(WHAT THIS TASK INVOLVES): Below are some records: retype them all exactly, but not the pictures.
──────── STORED ROWS
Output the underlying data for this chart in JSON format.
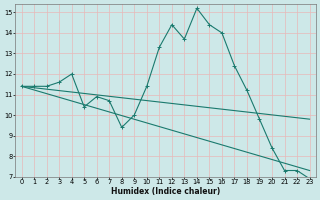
{
  "title": "",
  "xlabel": "Humidex (Indice chaleur)",
  "background_color": "#cde8e8",
  "grid_color": "#e8b8b8",
  "line_color": "#1a7a6e",
  "xlim": [
    -0.5,
    23.5
  ],
  "ylim": [
    7,
    15.4
  ],
  "xticks": [
    0,
    1,
    2,
    3,
    4,
    5,
    6,
    7,
    8,
    9,
    10,
    11,
    12,
    13,
    14,
    15,
    16,
    17,
    18,
    19,
    20,
    21,
    22,
    23
  ],
  "yticks": [
    7,
    8,
    9,
    10,
    11,
    12,
    13,
    14,
    15
  ],
  "series1": {
    "x": [
      0,
      1,
      2,
      3,
      4,
      5,
      6,
      7,
      8,
      9,
      10,
      11,
      12,
      13,
      14,
      15,
      16,
      17,
      18,
      19,
      20,
      21,
      22,
      23
    ],
    "y": [
      11.4,
      11.4,
      11.4,
      11.6,
      12.0,
      10.4,
      10.9,
      10.7,
      9.4,
      10.0,
      11.4,
      13.3,
      14.4,
      13.7,
      15.2,
      14.4,
      14.0,
      12.4,
      11.2,
      9.8,
      8.4,
      7.3,
      7.3,
      6.9
    ]
  },
  "series2": {
    "x": [
      0,
      23
    ],
    "y": [
      11.4,
      7.3
    ]
  },
  "series3": {
    "x": [
      0,
      23
    ],
    "y": [
      11.4,
      9.8
    ]
  },
  "xlabel_fontsize": 5.5,
  "tick_fontsize": 4.8,
  "marker_size": 2.5,
  "linewidth": 0.8
}
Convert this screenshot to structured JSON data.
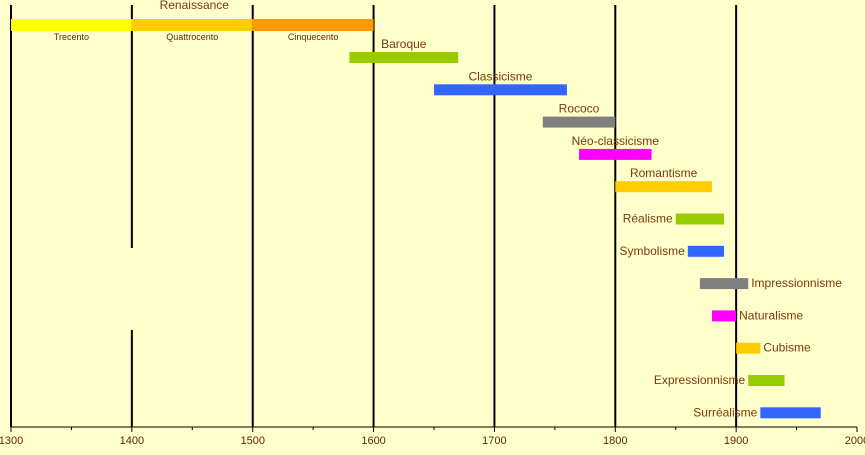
{
  "chart_data": {
    "type": "bar",
    "orientation": "horizontal-timeline",
    "xlim": [
      1300,
      2000
    ],
    "x_ticks": [
      1300,
      1400,
      1500,
      1600,
      1700,
      1800,
      1900,
      2000
    ],
    "header_label": "Renaissance",
    "renaissance_segments": [
      {
        "name": "Trecento",
        "start": 1300,
        "end": 1400,
        "color": "#ffff00"
      },
      {
        "name": "Quattrocento",
        "start": 1400,
        "end": 1500,
        "color": "#ffcc00"
      },
      {
        "name": "Cinquecento",
        "start": 1500,
        "end": 1600,
        "color": "#ff9900"
      }
    ],
    "movements": [
      {
        "name": "Baroque",
        "start": 1580,
        "end": 1670,
        "color": "#99cc00",
        "label_pos": "above"
      },
      {
        "name": "Classicisme",
        "start": 1650,
        "end": 1760,
        "color": "#3366ff",
        "label_pos": "above"
      },
      {
        "name": "Rococo",
        "start": 1740,
        "end": 1800,
        "color": "#808080",
        "label_pos": "above"
      },
      {
        "name": "Néo-classicisme",
        "start": 1770,
        "end": 1830,
        "color": "#ff00ff",
        "label_pos": "above"
      },
      {
        "name": "Romantisme",
        "start": 1800,
        "end": 1880,
        "color": "#ffcc00",
        "label_pos": "above"
      },
      {
        "name": "Réalisme",
        "start": 1850,
        "end": 1890,
        "color": "#99cc00",
        "label_pos": "left"
      },
      {
        "name": "Symbolisme",
        "start": 1860,
        "end": 1890,
        "color": "#3366ff",
        "label_pos": "left"
      },
      {
        "name": "Impressionnisme",
        "start": 1870,
        "end": 1910,
        "color": "#808080",
        "label_pos": "right"
      },
      {
        "name": "Naturalisme",
        "start": 1880,
        "end": 1900,
        "color": "#ff00ff",
        "label_pos": "right"
      },
      {
        "name": "Cubisme",
        "start": 1900,
        "end": 1920,
        "color": "#ffcc00",
        "label_pos": "right"
      },
      {
        "name": "Expressionnisme",
        "start": 1910,
        "end": 1940,
        "color": "#99cc00",
        "label_pos": "left"
      },
      {
        "name": "Surréalisme",
        "start": 1920,
        "end": 1970,
        "color": "#3366ff",
        "label_pos": "left"
      }
    ],
    "grid": true
  }
}
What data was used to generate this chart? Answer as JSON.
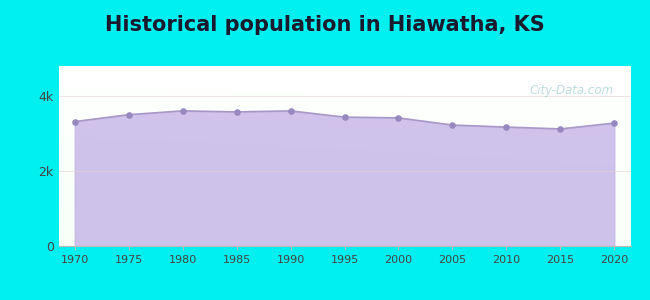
{
  "title": "Historical population in Hiawatha, KS",
  "years": [
    1970,
    1975,
    1980,
    1985,
    1990,
    1995,
    2000,
    2005,
    2010,
    2015,
    2020
  ],
  "population": [
    3318,
    3502,
    3603,
    3576,
    3603,
    3437,
    3417,
    3225,
    3172,
    3122,
    3278
  ],
  "fill_color": "#C8B8E8",
  "fill_alpha": 0.85,
  "line_color": "#A898C8",
  "dot_color": "#9888C0",
  "dot_size": 14,
  "bg_outer": "#00EFEF",
  "title_fontsize": 15,
  "title_color": "#1a1a2e",
  "tick_label_color": "#444444",
  "ytick_labels": [
    "0",
    "2k",
    "4k"
  ],
  "ytick_values": [
    0,
    2000,
    4000
  ],
  "ylim": [
    0,
    4800
  ],
  "xlim": [
    1968.5,
    2021.5
  ],
  "xtick_years": [
    1970,
    1975,
    1980,
    1985,
    1990,
    1995,
    2000,
    2005,
    2010,
    2015,
    2020
  ],
  "watermark": "City-Data.com",
  "watermark_color": "#90c4cc",
  "watermark_alpha": 0.6
}
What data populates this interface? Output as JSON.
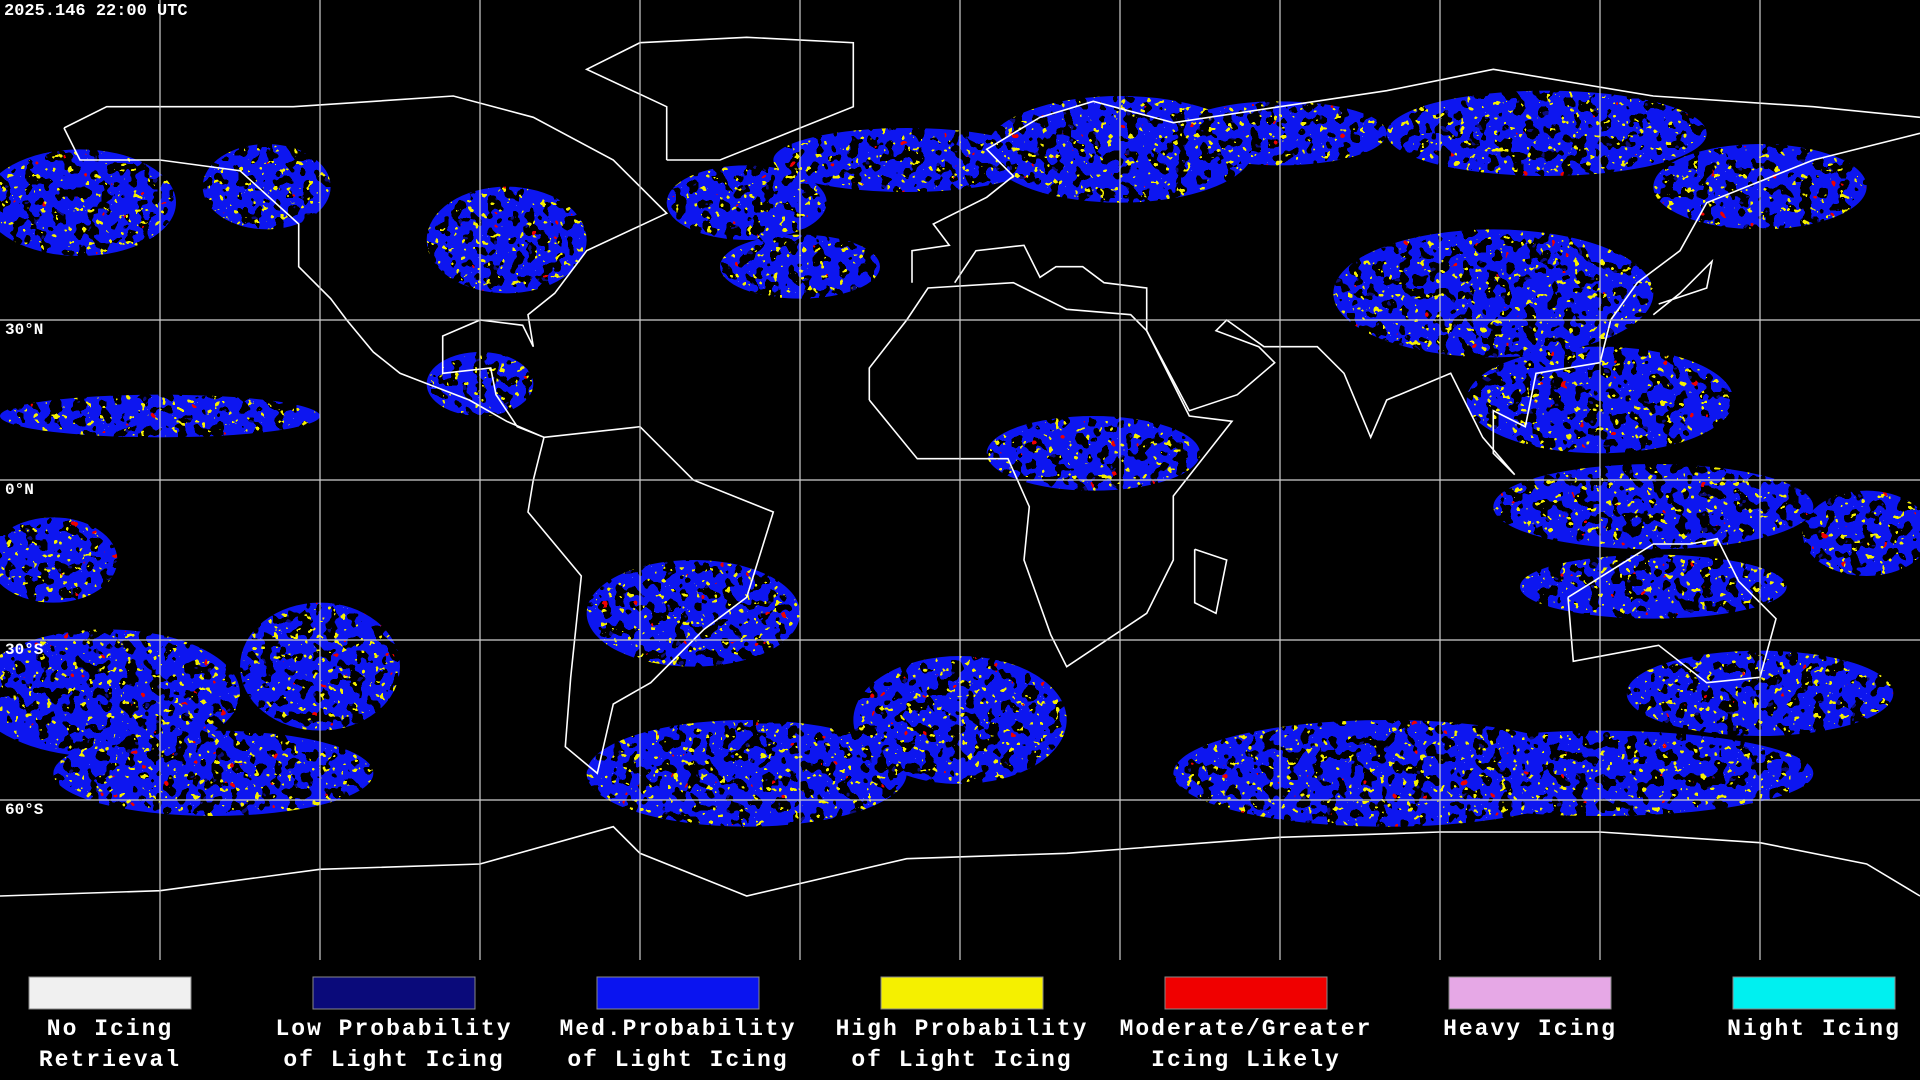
{
  "header": {
    "timestamp": "2025.146 22:00 UTC"
  },
  "map": {
    "latitude_labels": [
      "30°N",
      "0°N",
      "30°S",
      "60°S"
    ]
  },
  "legend": {
    "items": [
      {
        "label_lines": [
          "No Icing",
          "Retrieval"
        ],
        "color": "#f0f0f0"
      },
      {
        "label_lines": [
          "Low Probability",
          "of Light Icing"
        ],
        "color": "#0a0a7a"
      },
      {
        "label_lines": [
          "Med.Probability",
          "of Light Icing"
        ],
        "color": "#0a14f0"
      },
      {
        "label_lines": [
          "High Probability",
          "of Light Icing"
        ],
        "color": "#f5f000"
      },
      {
        "label_lines": [
          "Moderate/Greater",
          "Icing Likely"
        ],
        "color": "#f00000"
      },
      {
        "label_lines": [
          "Heavy Icing"
        ],
        "color": "#e6a8e6"
      },
      {
        "label_lines": [
          "Night Icing"
        ],
        "color": "#00f0f0"
      }
    ]
  }
}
────────────────
(FINISHED TASK):
Output the underlying data for this chart in JSON format.
{
  "title": "",
  "xlabel": "Humidex (Indice chaleur)",
  "background_color": "#cde8e8",
  "grid_color": "#e8b8b8",
  "line_color": "#1a7a6e",
  "xlim": [
    -0.5,
    23.5
  ],
  "ylim": [
    7,
    15.4
  ],
  "xticks": [
    0,
    1,
    2,
    3,
    4,
    5,
    6,
    7,
    8,
    9,
    10,
    11,
    12,
    13,
    14,
    15,
    16,
    17,
    18,
    19,
    20,
    21,
    22,
    23
  ],
  "yticks": [
    7,
    8,
    9,
    10,
    11,
    12,
    13,
    14,
    15
  ],
  "series1": {
    "x": [
      0,
      1,
      2,
      3,
      4,
      5,
      6,
      7,
      8,
      9,
      10,
      11,
      12,
      13,
      14,
      15,
      16,
      17,
      18,
      19,
      20,
      21,
      22,
      23
    ],
    "y": [
      11.4,
      11.4,
      11.4,
      11.6,
      12.0,
      10.4,
      10.9,
      10.7,
      9.4,
      10.0,
      11.4,
      13.3,
      14.4,
      13.7,
      15.2,
      14.4,
      14.0,
      12.4,
      11.2,
      9.8,
      8.4,
      7.3,
      7.3,
      6.9
    ]
  },
  "series2": {
    "x": [
      0,
      23
    ],
    "y": [
      11.4,
      7.3
    ]
  },
  "series3": {
    "x": [
      0,
      23
    ],
    "y": [
      11.4,
      9.8
    ]
  },
  "xlabel_fontsize": 5.5,
  "tick_fontsize": 4.8,
  "marker_size": 2.5,
  "linewidth": 0.8
}
Convert this screenshot to structured JSON data.
{
  "chart_data": {
    "type": "bar",
    "orientation": "horizontal-timeline",
    "xlim": [
      1300,
      2000
    ],
    "x_ticks": [
      1300,
      1400,
      1500,
      1600,
      1700,
      1800,
      1900,
      2000
    ],
    "header_label": "Renaissance",
    "renaissance_segments": [
      {
        "name": "Trecento",
        "start": 1300,
        "end": 1400,
        "color": "#ffff00"
      },
      {
        "name": "Quattrocento",
        "start": 1400,
        "end": 1500,
        "color": "#ffcc00"
      },
      {
        "name": "Cinquecento",
        "start": 1500,
        "end": 1600,
        "color": "#ff9900"
      }
    ],
    "movements": [
      {
        "name": "Baroque",
        "start": 1580,
        "end": 1670,
        "color": "#99cc00",
        "label_pos": "above"
      },
      {
        "name": "Classicisme",
        "start": 1650,
        "end": 1760,
        "color": "#3366ff",
        "label_pos": "above"
      },
      {
        "name": "Rococo",
        "start": 1740,
        "end": 1800,
        "color": "#808080",
        "label_pos": "above"
      },
      {
        "name": "Néo-classicisme",
        "start": 1770,
        "end": 1830,
        "color": "#ff00ff",
        "label_pos": "above"
      },
      {
        "name": "Romantisme",
        "start": 1800,
        "end": 1880,
        "color": "#ffcc00",
        "label_pos": "above"
      },
      {
        "name": "Réalisme",
        "start": 1850,
        "end": 1890,
        "color": "#99cc00",
        "label_pos": "left"
      },
      {
        "name": "Symbolisme",
        "start": 1860,
        "end": 1890,
        "color": "#3366ff",
        "label_pos": "left"
      },
      {
        "name": "Impressionnisme",
        "start": 1870,
        "end": 1910,
        "color": "#808080",
        "label_pos": "right"
      },
      {
        "name": "Naturalisme",
        "start": 1880,
        "end": 1900,
        "color": "#ff00ff",
        "label_pos": "right"
      },
      {
        "name": "Cubisme",
        "start": 1900,
        "end": 1920,
        "color": "#ffcc00",
        "label_pos": "right"
      },
      {
        "name": "Expressionnisme",
        "start": 1910,
        "end": 1940,
        "color": "#99cc00",
        "label_pos": "left"
      },
      {
        "name": "Surréalisme",
        "start": 1920,
        "end": 1970,
        "color": "#3366ff",
        "label_pos": "left"
      }
    ],
    "grid": true
  }
}
What data was used to generate this chart? Answer as JSON.
{
  "title": "Historical population in Hiawatha, KS",
  "years": [
    1970,
    1975,
    1980,
    1985,
    1990,
    1995,
    2000,
    2005,
    2010,
    2015,
    2020
  ],
  "population": [
    3318,
    3502,
    3603,
    3576,
    3603,
    3437,
    3417,
    3225,
    3172,
    3122,
    3278
  ],
  "fill_color": "#C8B8E8",
  "fill_alpha": 0.85,
  "line_color": "#A898C8",
  "dot_color": "#9888C0",
  "dot_size": 14,
  "bg_outer": "#00EFEF",
  "title_fontsize": 15,
  "title_color": "#1a1a2e",
  "tick_label_color": "#444444",
  "ytick_labels": [
    "0",
    "2k",
    "4k"
  ],
  "ytick_values": [
    0,
    2000,
    4000
  ],
  "ylim": [
    0,
    4800
  ],
  "xlim": [
    1968.5,
    2021.5
  ],
  "xtick_years": [
    1970,
    1975,
    1980,
    1985,
    1990,
    1995,
    2000,
    2005,
    2010,
    2015,
    2020
  ],
  "watermark": "City-Data.com",
  "watermark_color": "#90c4cc",
  "watermark_alpha": 0.6
}
What data populates this interface? Output as JSON.
{
  "header": {
    "timestamp": "2025.146 22:00 UTC"
  },
  "map": {
    "latitude_labels": [
      "30°N",
      "0°N",
      "30°S",
      "60°S"
    ]
  },
  "legend": {
    "items": [
      {
        "label_lines": [
          "No Icing",
          "Retrieval"
        ],
        "color": "#f0f0f0"
      },
      {
        "label_lines": [
          "Low Probability",
          "of Light Icing"
        ],
        "color": "#0a0a7a"
      },
      {
        "label_lines": [
          "Med.Probability",
          "of Light Icing"
        ],
        "color": "#0a14f0"
      },
      {
        "label_lines": [
          "High Probability",
          "of Light Icing"
        ],
        "color": "#f5f000"
      },
      {
        "label_lines": [
          "Moderate/Greater",
          "Icing Likely"
        ],
        "color": "#f00000"
      },
      {
        "label_lines": [
          "Heavy Icing"
        ],
        "color": "#e6a8e6"
      },
      {
        "label_lines": [
          "Night Icing"
        ],
        "color": "#00f0f0"
      }
    ]
  }
}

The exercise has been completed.